── Records shown ──

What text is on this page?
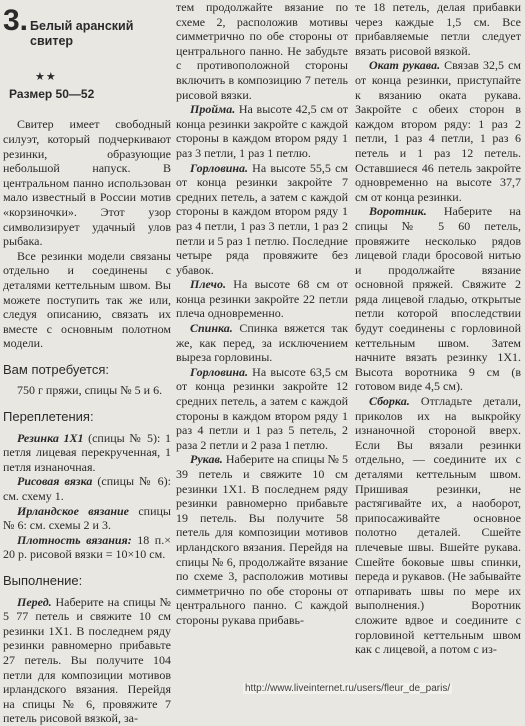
3. Белый аранский свитер
★★
Размер 50—52

Свитер имеет свободный силуэт, который подчеркивают резинки, образующие небольшой напуск. В центральном панно использован мало известный в России мотив «корзиночки». Этот узор символизирует удачный улов рыбака.

Все резинки модели связаны отдельно и соединены с деталями кеттельным швом. Вы можете поступить так же или, следуя описанию, связать их вместе с основным полотном модели.

Вам потребуется:

750 г пряжи, спицы № 5 и 6.

Переплетения:

Резинка 1Х1 (спицы № 5): 1 петля лицевая перекрученная, 1 петля изнаночная.

Рисовая вязка (спицы № 6): см. схему 1.

Ирландское вязание спицы № 6: см. схемы 2 и 3.

Плотность вязания: 18 п.× 20 р. рисовой вязки = 10×10 см.

Выполнение:

Перед. Наберите на спицы № 5 77 петель и свяжите 10 см резинки 1Х1. В последнем ряду резинки равномерно прибавьте 27 петель. Вы получите 104 петли для композиции мотивов ирландского вязания. Перейдя на спицы № 6, провяжите 7 петель рисовой вязкой, за-

тем продолжайте вязание по схеме 2, расположив мотивы симметрично по обе стороны от центрального панно. Не забудьте с противоположной стороны включить в композицию 7 петель рисовой вязки.

Пройма. На высоте 42,5 см от конца резинки закройте с каждой стороны в каждом втором ряду 1 раз 3 петли, 1 раз 1 петлю.

Горловина. На высоте 55,5 см от конца резинки закройте 7 средних петель, а затем с каждой стороны в каждом втором ряду 1 раз 4 петли, 1 раз 3 петли, 1 раз 2 петли и 5 раз 1 петлю. Последние четыре ряда провяжите без убавок.

Плечо. На высоте 68 см от конца резинки закройте 22 петли плеча одновременно.

Спинка. Спинка вяжется так же, как перед, за исключением выреза горловины.

Горловина. На высоте 63,5 см от конца резинки закройте 12 средних петель, а затем с каждой стороны в каждом втором ряду 1 раз 4 петли и 1 раз 5 петель, 2 раза 2 петли и 2 раза 1 петлю.

Рукав. Наберите на спицы № 5 39 петель и свяжите 10 см резинки 1Х1. В последнем ряду резинки равномерно прибавьте 19 петель. Вы получите 58 петель для композиции мотивов ирландского вязания. Перейдя на спицы № 6, продолжайте вязание по схеме 3, расположив мотивы симметрично по обе стороны от центрального панно. С каждой стороны рукава прибавь-

те 18 петель, делая прибавки через каждые 1,5 см. Все прибавляемые петли следует вязать рисовой вязкой.

Окат рукава. Связав 32,5 см от конца резинки, приступайте к вязанию оката рукава. Закройте с обеих сторон в каждом втором ряду: 1 раз 2 петли, 1 раз 4 петли, 1 раз 6 петель и 1 раз 12 петель. Оставшиеся 46 петель закройте одновременно на высоте 37,7 см от конца резинки.

Воротник. Наберите на спицы № 5 60 петель, провяжите несколько рядов лицевой глади бросовой нитью и продолжайте вязание основной пряжей. Свяжите 2 ряда лицевой гладью, открытые петли которой впоследствии будут соединены с горловиной кеттельным швом. Затем начните вязать резинку 1Х1. Высота воротника 9 см (в готовом виде 4,5 см).

Сборка. Отгладьте детали, приколов их на выкройку изнаночной стороной вверх. Если Вы вязали резинки отдельно, — соедините их с деталями кеттельным швом. Пришивая резинки, не растягивайте их, а наоборот, припосаживайте основное полотно деталей. Сшейте плечевые швы. Вшейте рукава. Сшейте боковые швы спинки, переда и рукавов. (Не забывайте отпаривать швы по мере их выполнения.) Воротник сложите вдвое и соедините с горловиной кеттельным швом как с лицевой, а потом с из-

http://www.liveinternet.ru/users/fleur_de_paris/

───

Repeat each entry exactly as it appears; skip any picture.

● **Output for this task**
What text is on this page?
3. Белый аранский свитер
★★
Размер 50—52

Свитер имеет свободный силуэт, который подчеркивают резинки, образующие небольшой напуск. В центральном панно использован мало известный в России мотив «корзиночки». Этот узор символизирует удачный улов рыбака.

Все резинки модели связаны отдельно и соединены с деталями кеттельным швом. Вы можете поступить так же или, следуя описанию, связать их вместе с основным полотном модели.

Вам потребуется:

750 г пряжи, спицы № 5 и 6.

Переплетения:

Резинка 1Х1 (спицы № 5): 1 петля лицевая перекрученная, 1 петля изнаночная.

Рисовая вязка (спицы № 6): см. схему 1.

Ирландское вязание спицы № 6: см. схемы 2 и 3.

Плотность вязания: 18 п.× 20 р. рисовой вязки = 10×10 см.

Выполнение:

Перед. Наберите на спицы № 5 77 петель и свяжите 10 см резинки 1Х1. В последнем ряду резинки равномерно прибавьте 27 петель. Вы получите 104 петли для композиции мотивов ирландского вязания. Перейдя на спицы № 6, провяжите 7 петель рисовой вязкой, за-

тем продолжайте вязание по схеме 2, расположив мотивы симметрично по обе стороны от центрального панно. Не забудьте с противоположной стороны включить в композицию 7 петель рисовой вязки.

Пройма. На высоте 42,5 см от конца резинки закройте с каждой стороны в каждом втором ряду 1 раз 3 петли, 1 раз 1 петлю.

Горловина. На высоте 55,5 см от конца резинки закройте 7 средних петель, а затем с каждой стороны в каждом втором ряду 1 раз 4 петли, 1 раз 3 петли, 1 раз 2 петли и 5 раз 1 петлю. Последние четыре ряда провяжите без убавок.

Плечо. На высоте 68 см от конца резинки закройте 22 петли плеча одновременно.

Спинка. Спинка вяжется так же, как перед, за исключением выреза горловины.

Горловина. На высоте 63,5 см от конца резинки закройте 12 средних петель, а затем с каждой стороны в каждом втором ряду 1 раз 4 петли и 1 раз 5 петель, 2 раза 2 петли и 2 раза 1 петлю.

Рукав. Наберите на спицы № 5 39 петель и свяжите 10 см резинки 1Х1. В последнем ряду резинки равномерно прибавьте 19 петель. Вы получите 58 петель для композиции мотивов ирландского вязания. Перейдя на спицы № 6, продолжайте вязание по схеме 3, расположив мотивы симметрично по обе стороны от центрального панно. С каждой стороны рукава прибавь-

те 18 петель, делая прибавки через каждые 1,5 см. Все прибавляемые петли следует вязать рисовой вязкой.

Окат рукава. Связав 32,5 см от конца резинки, приступайте к вязанию оката рукава. Закройте с обеих сторон в каждом втором ряду: 1 раз 2 петли, 1 раз 4 петли, 1 раз 6 петель и 1 раз 12 петель. Оставшиеся 46 петель закройте одновременно на высоте 37,7 см от конца резинки.

Воротник. Наберите на спицы № 5 60 петель, провяжите несколько рядов лицевой глади бросовой нитью и продолжайте вязание основной пряжей. Свяжите 2 ряда лицевой гладью, открытые петли которой впоследствии будут соединены с горловиной кеттельным швом. Затем начните вязать резинку 1Х1. Высота воротника 9 см (в готовом виде 4,5 см).

Сборка. Отгладьте детали, приколов их на выкройку изнаночной стороной вверх. Если Вы вязали резинки отдельно, — соедините их с деталями кеттельным швом. Пришивая резинки, не растягивайте их, а наоборот, припосаживайте основное полотно деталей. Сшейте плечевые швы. Вшейте рукава. Сшейте боковые швы спинки, переда и рукавов. (Не забывайте отпаривать швы по мере их выполнения.) Воротник сложите вдвое и соедините с горловиной кеттельным швом как с лицевой, а потом с из-

http://www.liveinternet.ru/users/fleur_de_paris/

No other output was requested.